> [Exercise]:
Calculate how many lines in the following records hold the word "this", and report that number without comment.

> [Exercise materials]:
======
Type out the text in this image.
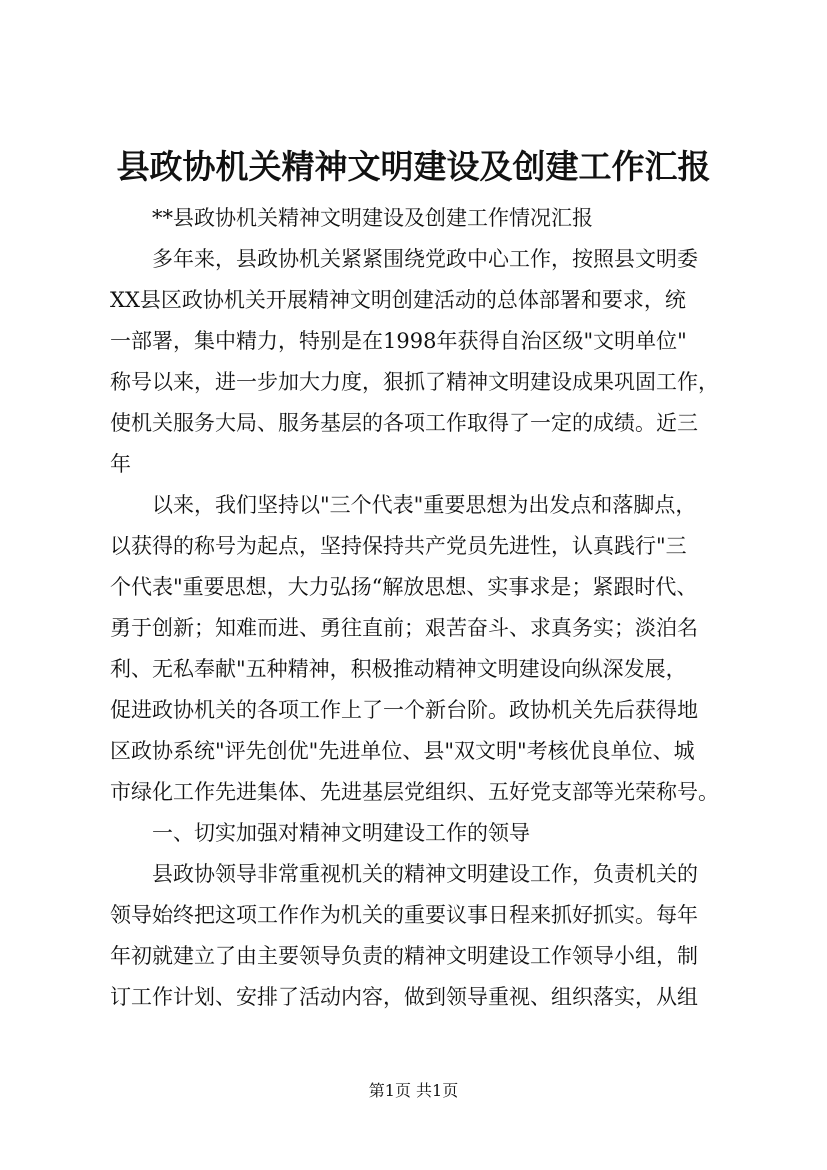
县政协机关精神文明建设及创建工作汇报

**县政协机关精神文明建设及创建工作情况汇报

多年来，县政协机关紧紧围绕党政中心工作，按照县文明委

XX县区政协机关开展精神文明创建活动的总体部署和要求，统

一部署，集中精力，特别是在1998年获得自治区级"文明单位"

称号以来，进一步加大力度，狠抓了精神文明建设成果巩固工作，

使机关服务大局、服务基层的各项工作取得了一定的成绩。近三

年

以来，我们坚持以"三个代表"重要思想为出发点和落脚点，

以获得的称号为起点，坚持保持共产党员先进性，认真践行"三

个代表"重要思想，大力弘扬“解放思想、实事求是；紧跟时代、

勇于创新；知难而进、勇往直前；艰苦奋斗、求真务实；淡泊名

利、无私奉献"五种精神，积极推动精神文明建设向纵深发展，

促进政协机关的各项工作上了一个新台阶。政协机关先后获得地

区政协系统"评先创优"先进单位、县"双文明"考核优良单位、城

市绿化工作先进集体、先进基层党组织、五好党支部等光荣称号。

一、切实加强对精神文明建设工作的领导

县政协领导非常重视机关的精神文明建设工作，负责机关的

领导始终把这项工作作为机关的重要议事日程来抓好抓实。每年

年初就建立了由主要领导负责的精神文明建设工作领导小组，制

订工作计划、安排了活动内容，做到领导重视、组织落实，从组

第1页 共1页
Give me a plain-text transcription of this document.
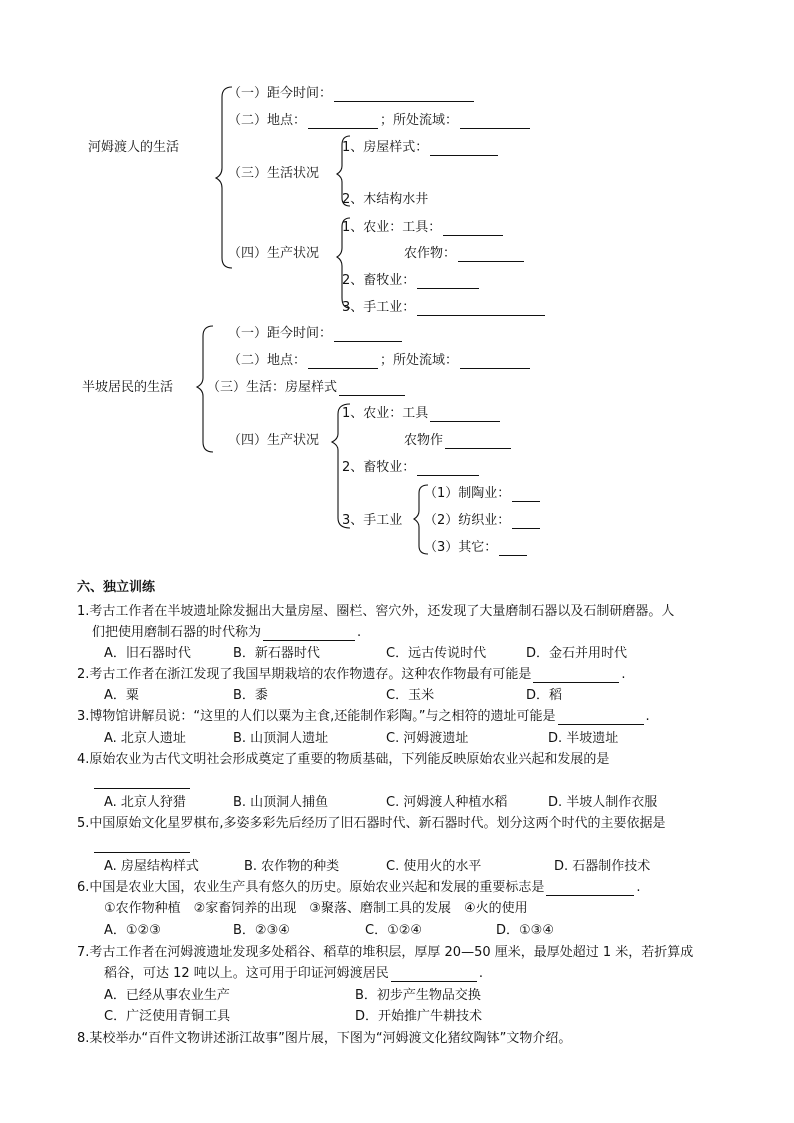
河姆渡人的生活
（一）距今时间：
（二）地点：	；所处流域：
（三）生活状况
1、房屋样式：
2、木结构水井
（四）生产状况
1、农业：工具：
农作物：
2、畜牧业：
3、手工业：
半坡居民的生活
（一）距今时间：
（二）地点：	；所处流域：
（三）生活：房屋样式
（四）生产状况
1、农业：工具
农物作
2、畜牧业：
3、手工业
（1）制陶业：
（2）纺织业：
（3）其它：
六、独立训练
1.考古工作者在半坡遗址除发掘出大量房屋、圈栏、窖穴外，还发现了大量磨制石器以及石制研磨器。人
们把使用磨制石器的时代称为	.
A．旧石器时代	B．新石器时代	C．远古传说时代	D．金石并用时代
2.考古工作者在浙江发现了我国早期栽培的农作物遗存。这种农作物最有可能是	.
A．粟	B．黍	C．玉米	D．稻
3.博物馆讲解员说：“这里的人们以粟为主食,还能制作彩陶。”与之相符的遗址可能是	.
A. 北京人遗址	B. 山顶洞人遗址	C. 河姆渡遗址	D. 半坡遗址
4.原始农业为古代文明社会形成奠定了重要的物质基础，下列能反映原始农业兴起和发展的是
A. 北京人狩猎	B. 山顶洞人捕鱼	C. 河姆渡人种植水稻	D. 半坡人制作衣服
5.中国原始文化星罗棋布,多姿多彩先后经历了旧石器时代、新石器时代。划分这两个时代的主要依据是
A. 房屋结构样式	B. 农作物的种类	C. 使用火的水平	D. 石器制作技术
6.中国是农业大国，农业生产具有悠久的历史。原始农业兴起和发展的重要标志是	.
①农作物种植　②家畜饲养的出现　③聚落、磨制工具的发展　④火的使用
A．①②③	B．②③④	C．①②④	D．①③④
7.考古工作者在河姆渡遗址发现多处稻谷、稻草的堆积层，厚厚 20—50 厘米，最厚处超过 1 米，若折算成
稻谷，可达 12 吨以上。这可用于印证河姆渡居民	.
A．已经从事农业生产	B．初步产生物品交换
C．广泛使用青铜工具	D．开始推广牛耕技术
8.某校举办“百件文物讲述浙江故事”图片展，下图为“河姆渡文化猪纹陶钵”文物介绍。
======
> [Reply]:
2